■ **To be done**: Output every line of the records below as a Markdown table with the columns "Row" and "Content", numbering each row and leaving out blank lines and the pictures.

■ **Supplied entries**:
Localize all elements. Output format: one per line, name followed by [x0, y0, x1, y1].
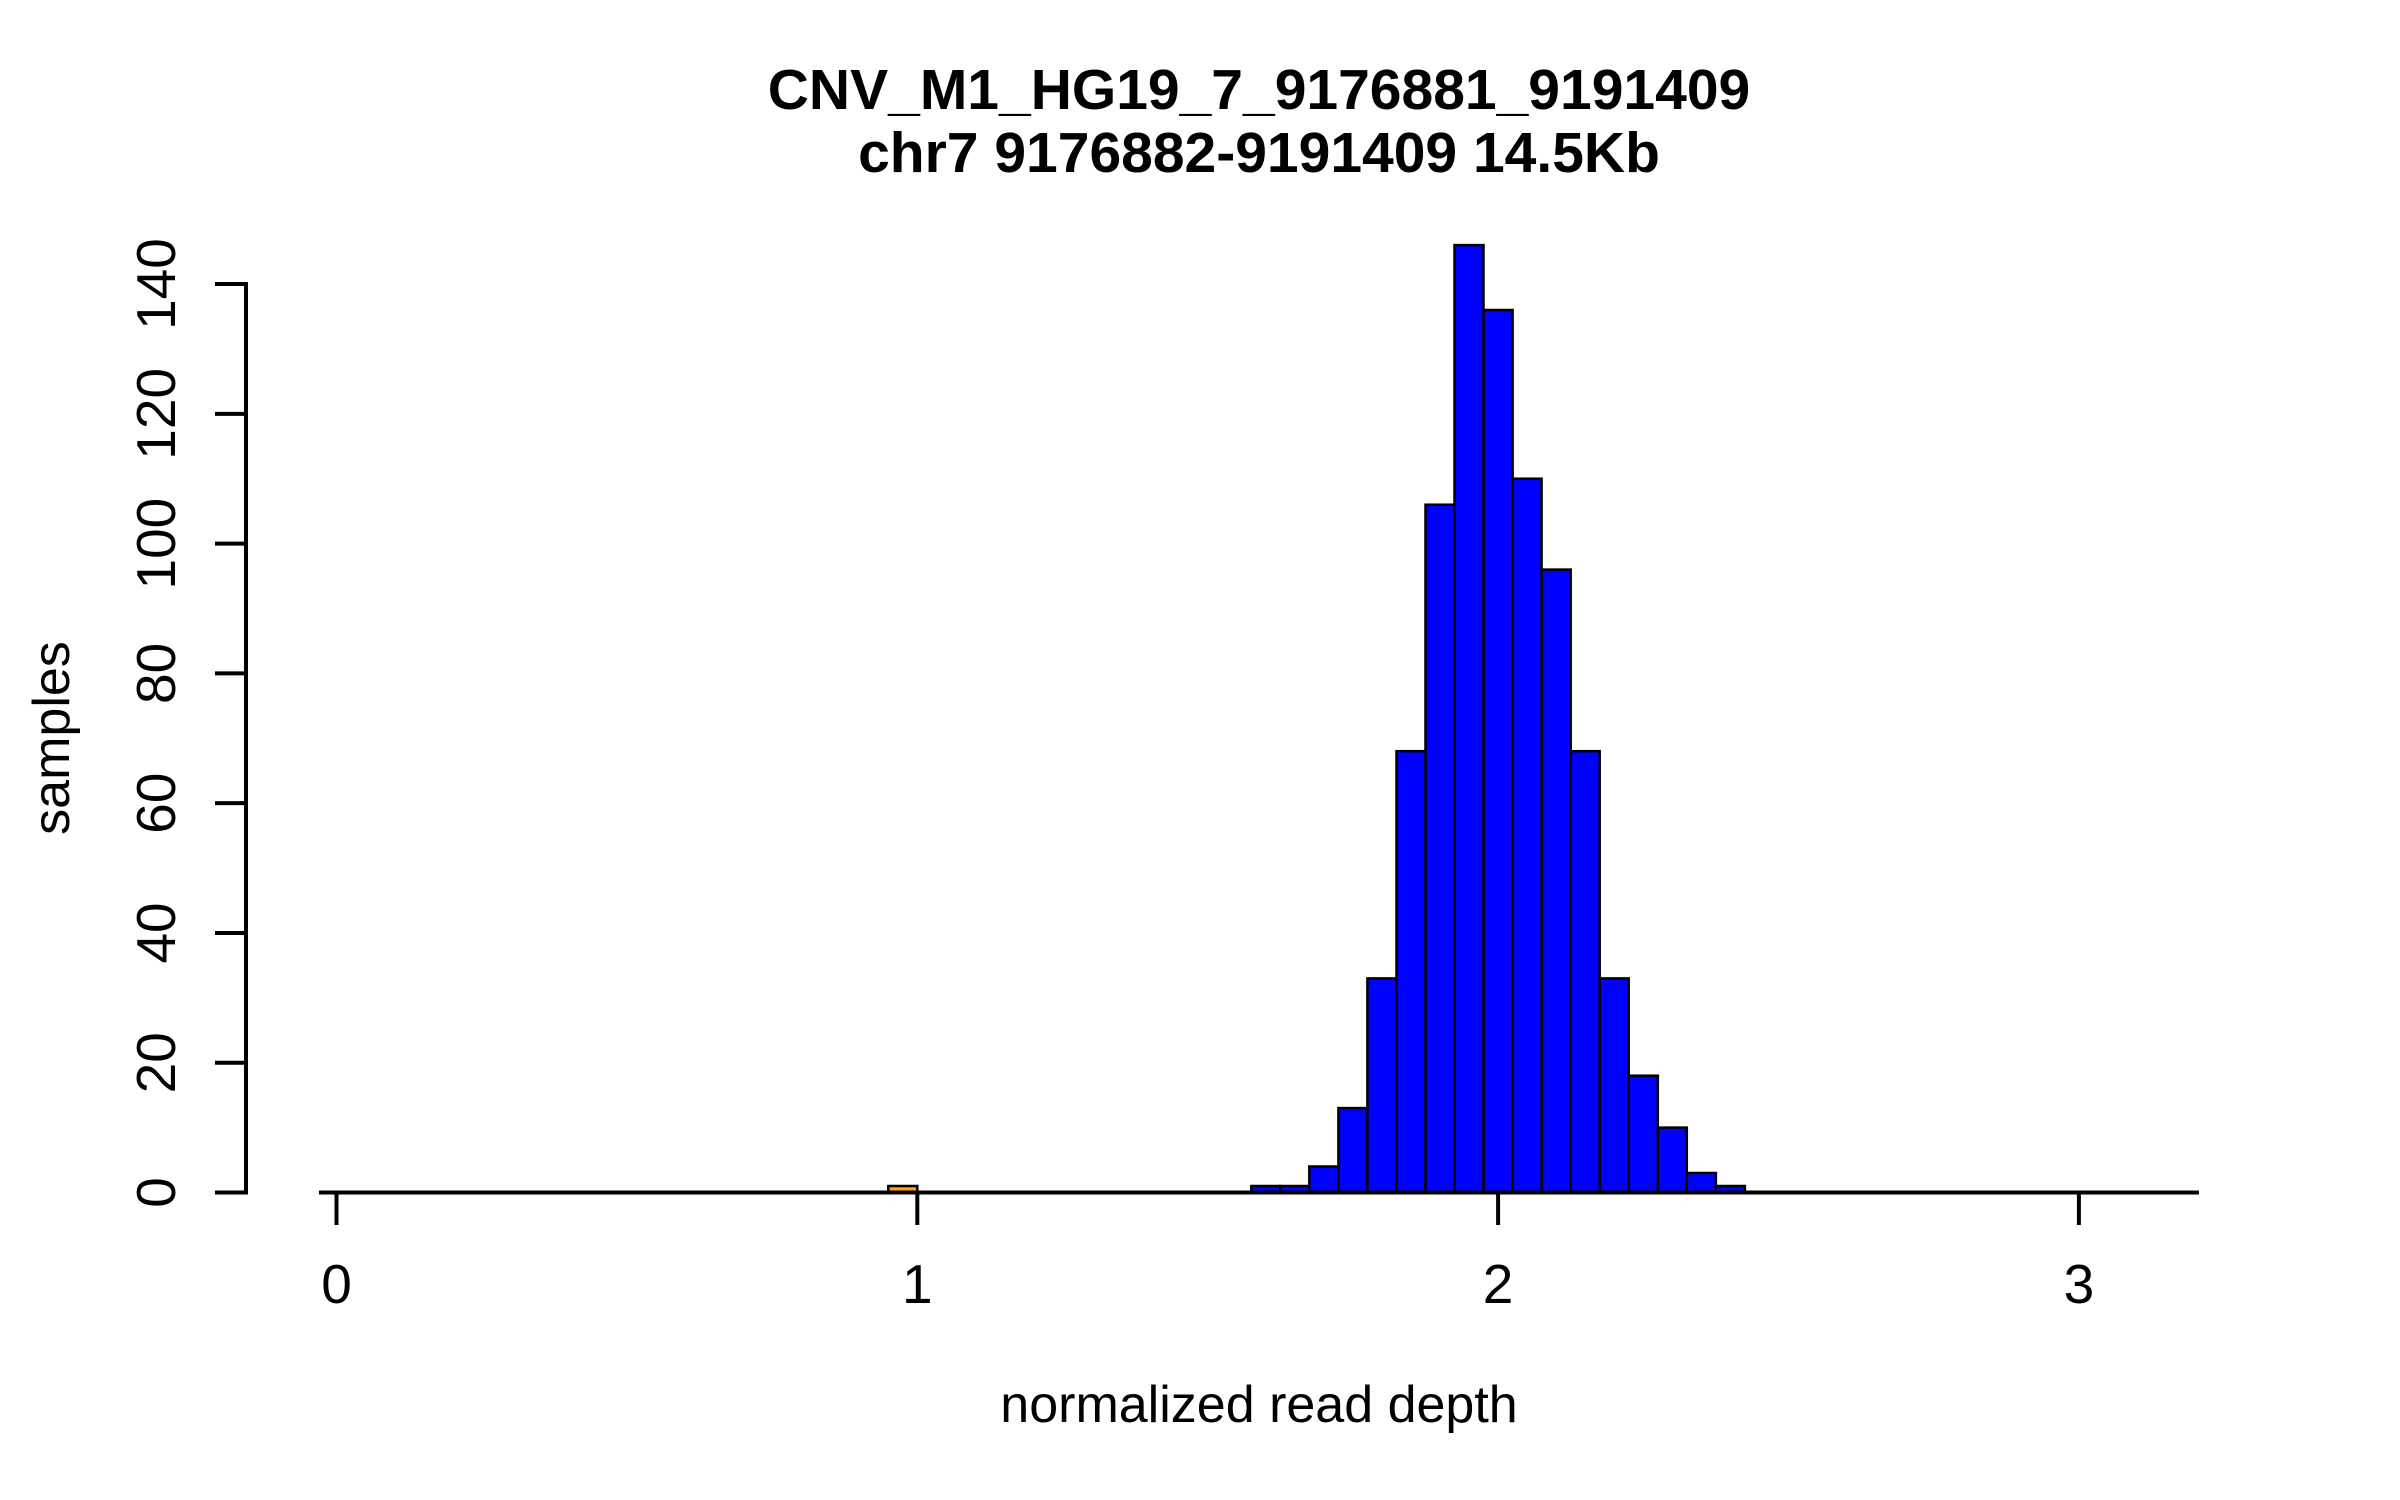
- chart-subtitle: chr7 9176882-9191409 14.5Kb: [858, 121, 1660, 185]
- histogram-bar: [1656, 1126, 1689, 1194]
- histogram-bar: [1482, 308, 1514, 1194]
- histogram-bar: [1308, 1165, 1340, 1194]
- histogram-bar: [1395, 749, 1427, 1194]
- y-tick-label: 0: [125, 1177, 187, 1208]
- x-tick-label: 0: [321, 1253, 352, 1315]
- histogram-bar: [1424, 503, 1456, 1194]
- histogram-bar: [1569, 749, 1601, 1194]
- y-tick-label: 140: [125, 238, 187, 330]
- histogram-bar: [1685, 1171, 1718, 1194]
- histogram-bar: [1627, 1074, 1660, 1194]
- y-axis-label: samples: [23, 641, 81, 835]
- y-tick-label: 40: [125, 902, 187, 963]
- x-tick-label: 1: [902, 1253, 933, 1315]
- x-axis-label: normalized read depth: [1000, 1376, 1518, 1434]
- histogram-bar: [1366, 977, 1398, 1194]
- histogram-bar: [1511, 477, 1543, 1194]
- y-tick-label: 120: [125, 368, 187, 460]
- y-tick-label: 60: [125, 773, 187, 834]
- histogram-bar: [1540, 568, 1572, 1194]
- histogram-bar: [1453, 243, 1485, 1194]
- histogram-bar: [1598, 977, 1630, 1194]
- x-tick-label: 3: [2064, 1253, 2095, 1315]
- x-tick-label: 2: [1483, 1253, 1514, 1315]
- histogram-bar: [1337, 1106, 1369, 1194]
- y-tick-label: 100: [125, 498, 187, 590]
- chart-title: CNV_M1_HG19_7_9176881_9191409: [767, 58, 1751, 122]
- y-tick-label: 80: [125, 643, 187, 704]
- y-tick-label: 20: [125, 1032, 187, 1093]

■ **Exercise answer**:
| Row | Content |
|---|---|
| 1 | Localize all elements. Output format: one per line, name followed by [x0, y0, x1, y1]. |
| 2 | - chart-subtitle: chr7 9176882-9191409 14.5Kb: [858, 121, 1660, 185] |
| 3 | - histogram-bar: [1656, 1126, 1689, 1194] |
| 4 | - histogram-bar: [1482, 308, 1514, 1194] |
| 5 | - histogram-bar: [1308, 1165, 1340, 1194] |
| 6 | - histogram-bar: [1395, 749, 1427, 1194] |
| 7 | - y-tick-label: 0: [125, 1177, 187, 1208] |
| 8 | - x-tick-label: 0: [321, 1253, 352, 1315] |
| 9 | - histogram-bar: [1424, 503, 1456, 1194] |
| 10 | - histogram-bar: [1569, 749, 1601, 1194] |
| 11 | - y-tick-label: 140: [125, 238, 187, 330] |
| 12 | - histogram-bar: [1685, 1171, 1718, 1194] |
| 13 | - histogram-bar: [1627, 1074, 1660, 1194] |
| 14 | - y-axis-label: samples: [23, 641, 81, 835] |
| 15 | - y-tick-label: 40: [125, 902, 187, 963] |
| 16 | - x-tick-label: 1: [902, 1253, 933, 1315] |
| 17 | - x-axis-label: normalized read depth: [1000, 1376, 1518, 1434] |
| 18 | - histogram-bar: [1366, 977, 1398, 1194] |
| 19 | - histogram-bar: [1511, 477, 1543, 1194] |
| 20 | - y-tick-label: 120: [125, 368, 187, 460] |
| 21 | - y-tick-label: 60: [125, 773, 187, 834] |
| 22 | - histogram-bar: [1540, 568, 1572, 1194] |
| 23 | - histogram-bar: [1453, 243, 1485, 1194] |
| 24 | - histogram-bar: [1598, 977, 1630, 1194] |
| 25 | - x-tick-label: 3: [2064, 1253, 2095, 1315] |
| 26 | - x-tick-label: 2: [1483, 1253, 1514, 1315] |
| 27 | - histogram-bar: [1337, 1106, 1369, 1194] |
| 28 | - y-tick-label: 100: [125, 498, 187, 590] |
| 29 | - chart-title: CNV_M1_HG19_7_9176881_9191409: [767, 58, 1751, 122] |
| 30 | - y-tick-label: 80: [125, 643, 187, 704] |
| 31 | - y-tick-label: 20: [125, 1032, 187, 1093] |